### [Rows]
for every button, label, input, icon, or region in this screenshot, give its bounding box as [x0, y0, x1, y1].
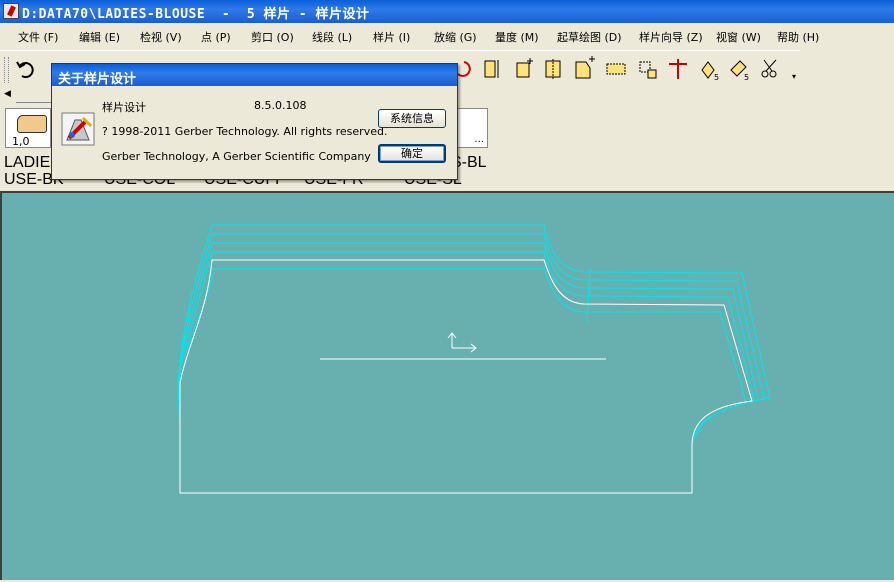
product-version: 8.5.0.108 — [254, 99, 307, 112]
piece-name-label[interactable]: LADIE — [4, 155, 50, 171]
pattern-canvas[interactable] — [2, 193, 894, 582]
menu-item[interactable]: 样片向导 (Z) — [639, 29, 703, 45]
split-piece-icon[interactable] — [542, 56, 566, 82]
menu-item[interactable]: 视窗 (W) — [716, 29, 761, 45]
menu-item[interactable]: 文件 (F) — [18, 29, 58, 45]
add-point-icon[interactable] — [512, 56, 536, 82]
scissors-icon[interactable] — [758, 56, 782, 82]
window-title: D:DATA70\LADIES-BLOUSE - 5 样片 - 样片设计 — [22, 7, 370, 22]
more-pieces-label: ... — [474, 134, 484, 145]
grade-line — [212, 224, 771, 444]
copyright-text: ? 1998-2011 Gerber Technology. All right… — [102, 125, 388, 138]
add-seam-icon[interactable] — [572, 56, 596, 82]
mirror-piece-icon[interactable] — [480, 56, 504, 82]
dashed-rect-icon[interactable] — [604, 56, 628, 82]
notch-icon[interactable] — [636, 56, 660, 82]
grade-line — [212, 251, 755, 401]
ok-button[interactable]: 确定 — [378, 144, 446, 163]
cross-icon[interactable] — [666, 56, 690, 82]
svg-text:5: 5 — [714, 73, 719, 82]
menu-item[interactable]: 剪口 (O) — [251, 29, 294, 45]
svg-text:5: 5 — [744, 73, 749, 82]
company-text: Gerber Technology, A Gerber Scientific C… — [102, 150, 371, 163]
piece-thumbnail-label: 1,0 — [12, 135, 30, 148]
piece-thumbnail[interactable]: 1,0 — [5, 108, 51, 148]
system-info-button[interactable]: 系统信息 — [378, 109, 446, 128]
piece-shape-icon — [17, 115, 47, 133]
gerber-logo-icon — [61, 112, 95, 146]
grade-5b-icon[interactable]: 5 — [728, 56, 752, 82]
product-name: 样片设计 — [102, 101, 146, 114]
menu-item[interactable]: 点 (P) — [201, 29, 231, 45]
work-area[interactable] — [0, 191, 894, 580]
menu-bar: 文件 (F) 编辑 (E) 检视 (V) 点 (P) 剪口 (O) 线段 (L) 样片 (I… — [0, 25, 894, 47]
toolbar-overflow-chevron[interactable]: ▾ — [789, 57, 799, 83]
menu-item[interactable]: 放缩 (G) — [434, 29, 477, 45]
dialog-title: 关于样片设计 — [58, 72, 137, 87]
app-icon[interactable] — [3, 3, 19, 19]
base-piece-outline — [179, 259, 753, 494]
grade-line — [212, 233, 765, 446]
grade-line — [586, 267, 591, 324]
tab-scroll-left-icon[interactable]: ◀ — [4, 89, 11, 99]
undo-icon[interactable] — [14, 56, 38, 82]
orientation-arrow-icon — [447, 332, 477, 353]
grade-5-icon[interactable]: 5 — [698, 56, 722, 82]
dialog-title-bar[interactable]: 关于样片设计 — [52, 64, 457, 87]
menu-item[interactable]: 量度 (M) — [495, 29, 539, 45]
toolbar-grip[interactable] — [4, 57, 9, 83]
menu-item[interactable]: 检视 (V) — [140, 29, 182, 45]
title-bar: D:DATA70\LADIES-BLOUSE - 5 样片 - 样片设计 — [0, 0, 894, 23]
about-dialog: 关于样片设计 样片设计 8.5.0.108 ? 1998-2011 Gerber… — [51, 63, 458, 180]
menu-item[interactable]: 样片 (I) — [373, 29, 410, 45]
menu-item[interactable]: 帮助 (H) — [777, 29, 819, 45]
grade-line — [177, 224, 213, 434]
menu-item[interactable]: 起草绘图 (D) — [557, 29, 622, 45]
menu-item[interactable]: 编辑 (E) — [79, 29, 120, 45]
menu-item[interactable]: 线段 (L) — [312, 29, 352, 45]
grade-line — [212, 242, 759, 401]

### [Task requirements]
Render every line of the items above as a Markdown table with the columns No. and Entry, numbering each row and skipping blank lines. Leave the pictures out.

### [Response]
| No. | Entry |
|---|---|
| 1 | for every button, label, input, icon, or region in this screenshot, give its bounding box as [x0, y0, x1, y1]. |
| 2 | product-version: 8.5.0.108 — [254, 99, 307, 112] |
| 3 | piece-name-label[interactable]: LADIE — [4, 155, 50, 171] |
| 4 | pattern-canvas[interactable] — [2, 193, 894, 582] |
| 5 | menu-item[interactable]: 样片向导 (Z) — [639, 29, 703, 45] |
| 6 | split-piece-icon[interactable] — [542, 56, 566, 82] |
| 7 | menu-item[interactable]: 视窗 (W) — [716, 29, 761, 45] |
| 8 | menu-item[interactable]: 文件 (F) — [18, 29, 58, 45] |
| 9 | add-point-icon[interactable] — [512, 56, 536, 82] |
| 10 | scissors-icon[interactable] — [758, 56, 782, 82] |
| 11 | window-title: D:DATA70\LADIES-BLOUSE - 5 样片 - 样片设计 — [22, 7, 370, 22] |
| 12 | more-pieces-label: ... — [474, 134, 484, 145] |
| 13 | grade-line — [212, 224, 771, 444] |
| 14 | copyright-text: ? 1998-2011 Gerber Technology. All right… — [102, 125, 388, 138] |
| 15 | add-seam-icon[interactable] — [572, 56, 596, 82] |
| 16 | mirror-piece-icon[interactable] — [480, 56, 504, 82] |
| 17 | dashed-rect-icon[interactable] — [604, 56, 628, 82] |
| 18 | notch-icon[interactable] — [636, 56, 660, 82] |
| 19 | grade-line — [212, 251, 755, 401] |
| 20 | ok-button[interactable]: 确定 — [378, 144, 446, 163] |
| 21 | cross-icon[interactable] — [666, 56, 690, 82] |
| 22 | svg-text:5: 5 — [714, 73, 719, 82] |
| 23 | menu-item[interactable]: 剪口 (O) — [251, 29, 294, 45] |
| 24 | svg-text:5: 5 — [744, 73, 749, 82] |
| 25 | company-text: Gerber Technology, A Gerber Scientific C… — [102, 150, 371, 163] |
| 26 | piece-thumbnail-label: 1,0 — [12, 135, 30, 148] |
| 27 | piece-thumbnail[interactable]: 1,0 — [5, 108, 51, 148] |
| 28 | system-info-button[interactable]: 系统信息 — [378, 109, 446, 128] |
| 29 | piece-shape-icon — [17, 115, 47, 133] |
| 30 | gerber-logo-icon — [61, 112, 95, 146] |
| 31 | grade-5b-icon[interactable]: 5 — [728, 56, 752, 82] |
| 32 | product-name: 样片设计 — [102, 101, 146, 114] |
| 33 | menu-item[interactable]: 点 (P) — [201, 29, 231, 45] |
| 34 | work-area[interactable] — [0, 191, 894, 580] |
| 35 | menu-bar: 文件 (F) 编辑 (E) 检视 (V) 点 (P) 剪口 (O) 线段 (L) 样片 (I… — [0, 25, 894, 47] |
| 36 | toolbar-overflow-chevron[interactable]: ▾ — [789, 57, 799, 83] |
| 37 | menu-item[interactable]: 放缩 (G) — [434, 29, 477, 45] |
| 38 | dialog-title: 关于样片设计 — [58, 72, 137, 87] |
| 39 | app-icon[interactable] — [3, 3, 19, 19] |
| 40 | base-piece-outline — [179, 259, 753, 494] |
| 41 | grade-line — [212, 233, 765, 446] |
| 42 | grade-line — [586, 267, 591, 324] |
| 43 | tab-scroll-left-icon[interactable]: ◀ — [4, 89, 11, 99] |
| 44 | undo-icon[interactable] — [14, 56, 38, 82] |
| 45 | orientation-arrow-icon — [447, 332, 477, 353] |
| 46 | grade-5-icon[interactable]: 5 — [698, 56, 722, 82] |
| 47 | dialog-title-bar[interactable]: 关于样片设计 — [52, 64, 457, 87] |
| 48 | menu-item[interactable]: 量度 (M) — [495, 29, 539, 45] |
| 49 | toolbar-grip[interactable] — [4, 57, 9, 83] |
| 50 | menu-item[interactable]: 检视 (V) — [140, 29, 182, 45] |
| 51 | title-bar: D:DATA70\LADIES-BLOUSE - 5 样片 - 样片设计 — [0, 0, 894, 23] |
| 52 | about-dialog: 关于样片设计 样片设计 8.5.0.108 ? 1998-2011 Gerber… — [51, 63, 458, 180] |
| 53 | menu-item[interactable]: 样片 (I) — [373, 29, 410, 45] |
| 54 | menu-item[interactable]: 帮助 (H) — [777, 29, 819, 45] |
| 55 | grade-line — [177, 224, 213, 434] |
| 56 | menu-item[interactable]: 起草绘图 (D) — [557, 29, 622, 45] |
| 57 | menu-item[interactable]: 编辑 (E) — [79, 29, 120, 45] |
| 58 | menu-item[interactable]: 线段 (L) — [312, 29, 352, 45] |
| 59 | grade-line — [212, 242, 759, 401] |